-- Begin Data rows --

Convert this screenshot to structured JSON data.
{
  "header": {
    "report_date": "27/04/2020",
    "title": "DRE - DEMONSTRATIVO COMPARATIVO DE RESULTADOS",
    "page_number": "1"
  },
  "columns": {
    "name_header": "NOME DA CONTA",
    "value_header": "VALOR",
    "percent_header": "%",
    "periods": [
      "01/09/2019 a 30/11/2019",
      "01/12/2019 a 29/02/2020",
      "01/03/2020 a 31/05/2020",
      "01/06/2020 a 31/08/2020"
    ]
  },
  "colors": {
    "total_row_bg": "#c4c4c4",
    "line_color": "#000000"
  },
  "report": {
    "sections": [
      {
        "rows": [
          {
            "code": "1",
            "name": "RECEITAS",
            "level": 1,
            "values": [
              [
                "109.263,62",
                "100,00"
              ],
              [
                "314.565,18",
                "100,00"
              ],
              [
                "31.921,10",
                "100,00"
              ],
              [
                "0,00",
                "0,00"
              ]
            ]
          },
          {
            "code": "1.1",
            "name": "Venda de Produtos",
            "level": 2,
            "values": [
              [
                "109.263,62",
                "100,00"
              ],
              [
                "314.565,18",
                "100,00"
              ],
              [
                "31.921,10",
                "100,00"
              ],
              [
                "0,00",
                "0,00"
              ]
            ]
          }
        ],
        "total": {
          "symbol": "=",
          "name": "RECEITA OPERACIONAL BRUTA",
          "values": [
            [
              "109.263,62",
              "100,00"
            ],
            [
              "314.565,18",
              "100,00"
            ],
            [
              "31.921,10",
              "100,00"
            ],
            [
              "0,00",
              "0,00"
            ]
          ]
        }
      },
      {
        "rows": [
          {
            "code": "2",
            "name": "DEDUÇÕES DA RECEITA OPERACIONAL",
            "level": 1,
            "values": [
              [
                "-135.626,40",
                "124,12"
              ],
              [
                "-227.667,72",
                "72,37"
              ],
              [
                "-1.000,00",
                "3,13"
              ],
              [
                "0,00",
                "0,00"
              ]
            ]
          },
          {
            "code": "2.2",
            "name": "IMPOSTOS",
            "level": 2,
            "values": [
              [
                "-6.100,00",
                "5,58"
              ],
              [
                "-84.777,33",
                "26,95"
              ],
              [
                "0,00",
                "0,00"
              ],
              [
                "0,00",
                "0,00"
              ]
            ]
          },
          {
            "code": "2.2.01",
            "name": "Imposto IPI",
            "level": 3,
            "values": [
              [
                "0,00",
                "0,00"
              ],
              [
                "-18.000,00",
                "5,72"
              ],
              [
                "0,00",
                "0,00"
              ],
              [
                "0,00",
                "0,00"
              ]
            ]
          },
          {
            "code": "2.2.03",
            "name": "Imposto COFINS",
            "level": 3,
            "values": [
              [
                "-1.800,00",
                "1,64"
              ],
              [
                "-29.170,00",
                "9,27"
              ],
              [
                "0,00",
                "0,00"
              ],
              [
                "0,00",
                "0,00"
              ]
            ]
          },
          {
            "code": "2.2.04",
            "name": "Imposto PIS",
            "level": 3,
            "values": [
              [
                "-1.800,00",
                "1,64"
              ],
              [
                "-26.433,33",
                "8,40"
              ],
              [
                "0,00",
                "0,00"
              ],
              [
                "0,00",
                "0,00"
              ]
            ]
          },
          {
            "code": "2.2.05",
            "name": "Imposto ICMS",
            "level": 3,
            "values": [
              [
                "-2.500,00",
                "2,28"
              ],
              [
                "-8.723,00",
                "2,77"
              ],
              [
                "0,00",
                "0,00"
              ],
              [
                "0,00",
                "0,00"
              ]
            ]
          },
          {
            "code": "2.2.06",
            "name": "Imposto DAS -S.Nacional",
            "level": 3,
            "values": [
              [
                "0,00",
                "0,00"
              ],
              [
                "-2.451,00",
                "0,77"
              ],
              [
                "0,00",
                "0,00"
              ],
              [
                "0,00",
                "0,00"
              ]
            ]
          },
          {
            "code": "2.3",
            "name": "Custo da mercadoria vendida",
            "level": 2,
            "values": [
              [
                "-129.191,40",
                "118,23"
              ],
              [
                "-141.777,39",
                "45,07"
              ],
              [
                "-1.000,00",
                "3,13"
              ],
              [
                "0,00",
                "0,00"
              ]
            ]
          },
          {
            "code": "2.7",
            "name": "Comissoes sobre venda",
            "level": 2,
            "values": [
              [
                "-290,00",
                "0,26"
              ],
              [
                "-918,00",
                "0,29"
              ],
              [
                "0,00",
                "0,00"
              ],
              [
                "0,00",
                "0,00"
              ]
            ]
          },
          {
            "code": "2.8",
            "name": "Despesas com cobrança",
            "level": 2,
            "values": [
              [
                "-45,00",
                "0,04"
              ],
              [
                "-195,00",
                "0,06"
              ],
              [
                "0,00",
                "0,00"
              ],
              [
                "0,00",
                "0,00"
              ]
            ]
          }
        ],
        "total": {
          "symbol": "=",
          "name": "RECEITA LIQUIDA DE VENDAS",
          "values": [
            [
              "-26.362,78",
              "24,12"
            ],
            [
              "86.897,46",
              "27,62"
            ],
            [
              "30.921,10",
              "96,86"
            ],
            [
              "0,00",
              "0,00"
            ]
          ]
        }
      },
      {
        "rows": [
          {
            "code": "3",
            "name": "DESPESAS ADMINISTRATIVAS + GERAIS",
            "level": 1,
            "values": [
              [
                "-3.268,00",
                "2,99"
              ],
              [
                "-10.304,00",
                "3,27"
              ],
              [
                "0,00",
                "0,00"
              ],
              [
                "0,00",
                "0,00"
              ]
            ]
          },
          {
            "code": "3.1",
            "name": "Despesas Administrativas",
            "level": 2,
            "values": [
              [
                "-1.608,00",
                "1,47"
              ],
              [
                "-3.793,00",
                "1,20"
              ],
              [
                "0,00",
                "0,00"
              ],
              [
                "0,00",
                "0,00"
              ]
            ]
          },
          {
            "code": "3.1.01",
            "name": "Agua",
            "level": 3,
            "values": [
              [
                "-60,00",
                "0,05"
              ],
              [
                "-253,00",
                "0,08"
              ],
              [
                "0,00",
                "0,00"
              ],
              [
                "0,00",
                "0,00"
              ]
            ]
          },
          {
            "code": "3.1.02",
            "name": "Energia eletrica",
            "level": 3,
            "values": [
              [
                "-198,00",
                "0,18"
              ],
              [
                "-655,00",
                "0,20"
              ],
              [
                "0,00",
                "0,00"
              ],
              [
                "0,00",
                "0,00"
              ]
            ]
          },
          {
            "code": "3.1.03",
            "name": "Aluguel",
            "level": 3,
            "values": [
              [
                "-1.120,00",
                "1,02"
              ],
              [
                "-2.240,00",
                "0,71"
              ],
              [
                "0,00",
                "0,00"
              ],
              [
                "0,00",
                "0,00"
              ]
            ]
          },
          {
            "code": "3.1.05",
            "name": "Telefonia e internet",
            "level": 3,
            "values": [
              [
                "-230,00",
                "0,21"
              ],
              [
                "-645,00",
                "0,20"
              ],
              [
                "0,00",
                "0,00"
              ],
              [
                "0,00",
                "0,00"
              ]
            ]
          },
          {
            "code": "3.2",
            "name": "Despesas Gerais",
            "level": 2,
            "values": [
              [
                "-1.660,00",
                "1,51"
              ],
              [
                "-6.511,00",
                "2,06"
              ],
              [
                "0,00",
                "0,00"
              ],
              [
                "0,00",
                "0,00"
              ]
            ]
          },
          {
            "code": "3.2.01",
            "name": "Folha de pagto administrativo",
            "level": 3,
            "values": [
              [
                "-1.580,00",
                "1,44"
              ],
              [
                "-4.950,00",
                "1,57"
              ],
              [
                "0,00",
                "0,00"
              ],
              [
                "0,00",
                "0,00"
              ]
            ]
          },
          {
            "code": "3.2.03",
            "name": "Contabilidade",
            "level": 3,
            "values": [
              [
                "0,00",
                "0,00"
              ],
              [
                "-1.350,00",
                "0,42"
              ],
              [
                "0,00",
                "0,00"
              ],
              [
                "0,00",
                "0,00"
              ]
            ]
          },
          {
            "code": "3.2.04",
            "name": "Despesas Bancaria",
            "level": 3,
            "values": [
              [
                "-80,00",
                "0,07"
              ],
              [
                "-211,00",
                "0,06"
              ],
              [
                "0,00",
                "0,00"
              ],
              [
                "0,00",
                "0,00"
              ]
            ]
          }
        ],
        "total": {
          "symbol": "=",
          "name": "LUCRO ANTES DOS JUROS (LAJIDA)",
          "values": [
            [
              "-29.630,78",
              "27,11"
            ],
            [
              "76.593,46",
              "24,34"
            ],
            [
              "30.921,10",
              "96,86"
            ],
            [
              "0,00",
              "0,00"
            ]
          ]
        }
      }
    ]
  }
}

-- End Data rows --

[Exercise objective]:
Report all lines of the data above that include the string "OPERACIONAL".

[Expected answer]:
          "name": "RECEITA OPERACIONAL BRUTA",
            "name": "DEDUÇÕES DA RECEITA OPERACIONAL",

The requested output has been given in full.